___ EXERCISE MATERIALS

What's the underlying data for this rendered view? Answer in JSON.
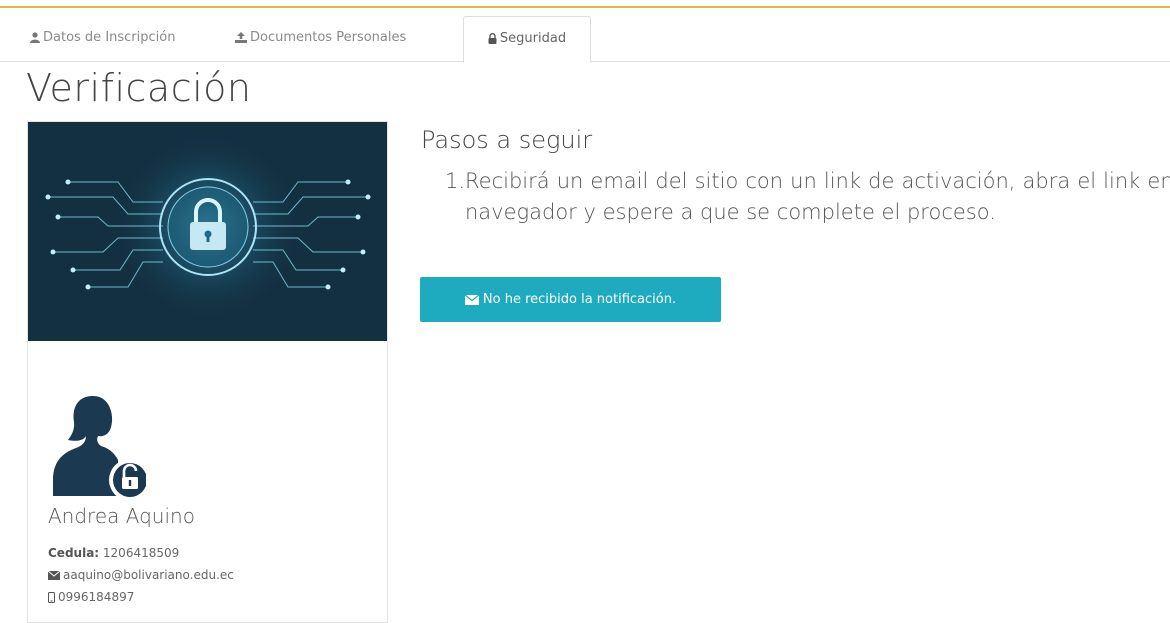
{
  "tabs": [
    {
      "label": "Datos de Inscripción",
      "icon": "user-icon"
    },
    {
      "label": "Documentos Personales",
      "icon": "upload-icon"
    },
    {
      "label": "Seguridad",
      "icon": "lock-icon",
      "active": true
    }
  ],
  "page": {
    "title": "Verificación"
  },
  "profile": {
    "name": "Andrea Aquino",
    "cedula_label": "Cedula:",
    "cedula_value": " 1206418509",
    "email": "aaquino@bolivariano.edu.ec",
    "phone": "0996184897",
    "avatar_icon": "user-unlock-icon"
  },
  "steps": {
    "title": "Pasos a seguir",
    "items": [
      {
        "number": "1.",
        "text": "Recibirá un email del sitio con un link de activación, abra el link en su navegador y espere a que se complete el proceso."
      }
    ]
  },
  "resend_button": {
    "label": "No he recibido la notificación.",
    "icon": "envelope-icon"
  },
  "colors": {
    "accent": "#1eabbf",
    "top_border": "#e6b24a",
    "hero_bg": "#143344",
    "avatar": "#1b3a52"
  }
}
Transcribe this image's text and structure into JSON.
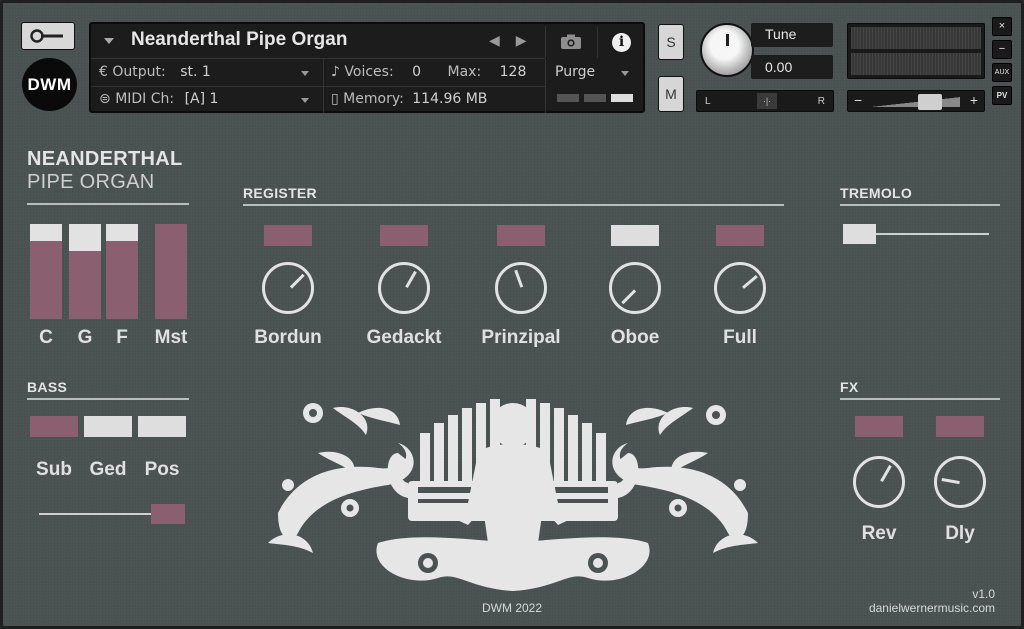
{
  "header": {
    "instrument_name": "Neanderthal Pipe Organ",
    "output_label": "Output:",
    "output_value": "st. 1",
    "midi_label": "MIDI Ch:",
    "midi_value": "[A]  1",
    "voices_label": "Voices:",
    "voices_value": "0",
    "max_label": "Max:",
    "max_value": "128",
    "memory_label": "Memory:",
    "memory_value": "114.96 MB",
    "purge_label": "Purge",
    "solo_label": "S",
    "mute_label": "M",
    "tune_label": "Tune",
    "tune_value": "0.00",
    "pan_left": "L",
    "pan_right": "R",
    "pan_center": "·|·",
    "vol_minus": "−",
    "vol_plus": "+",
    "close_label": "×",
    "min_label": "−",
    "aux_label": "AUX",
    "pv_label": "PV",
    "logo_text": "DWM"
  },
  "brand": {
    "line1": "NEANDERTHAL",
    "line2": "PIPE ORGAN"
  },
  "levels": {
    "items": [
      {
        "label": "C",
        "value": 0.82
      },
      {
        "label": "G",
        "value": 0.72
      },
      {
        "label": "F",
        "value": 0.82
      },
      {
        "label": "Mst",
        "value": 1.0
      }
    ]
  },
  "register": {
    "title": "REGISTER",
    "stops": [
      {
        "label": "Bordun",
        "active": false
      },
      {
        "label": "Gedackt",
        "active": false
      },
      {
        "label": "Prinzipal",
        "active": false
      },
      {
        "label": "Oboe",
        "active": true
      },
      {
        "label": "Full",
        "active": false
      }
    ]
  },
  "tremolo": {
    "title": "TREMOLO",
    "value": 0.0
  },
  "bass": {
    "title": "BASS",
    "buttons": [
      {
        "label": "Sub",
        "active": false
      },
      {
        "label": "Ged",
        "active": true
      },
      {
        "label": "Pos",
        "active": true
      }
    ],
    "slider_value": 1.0
  },
  "fx": {
    "title": "FX",
    "knobs": [
      {
        "label": "Rev"
      },
      {
        "label": "Dly"
      }
    ]
  },
  "footer": {
    "copyright": "DWM 2022",
    "version": "v1.0",
    "website": "danielwernermusic.com"
  },
  "colors": {
    "accent_pink": "#8a6070",
    "active_white": "#dedede",
    "background": "#4a5252"
  }
}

______

Copy out every line of the listing that includes the string "this".

FINAL RESULT >>
What's the underlying data for this rendered view? Answer in JSON.
Transcribe this image's text and structure into JSON.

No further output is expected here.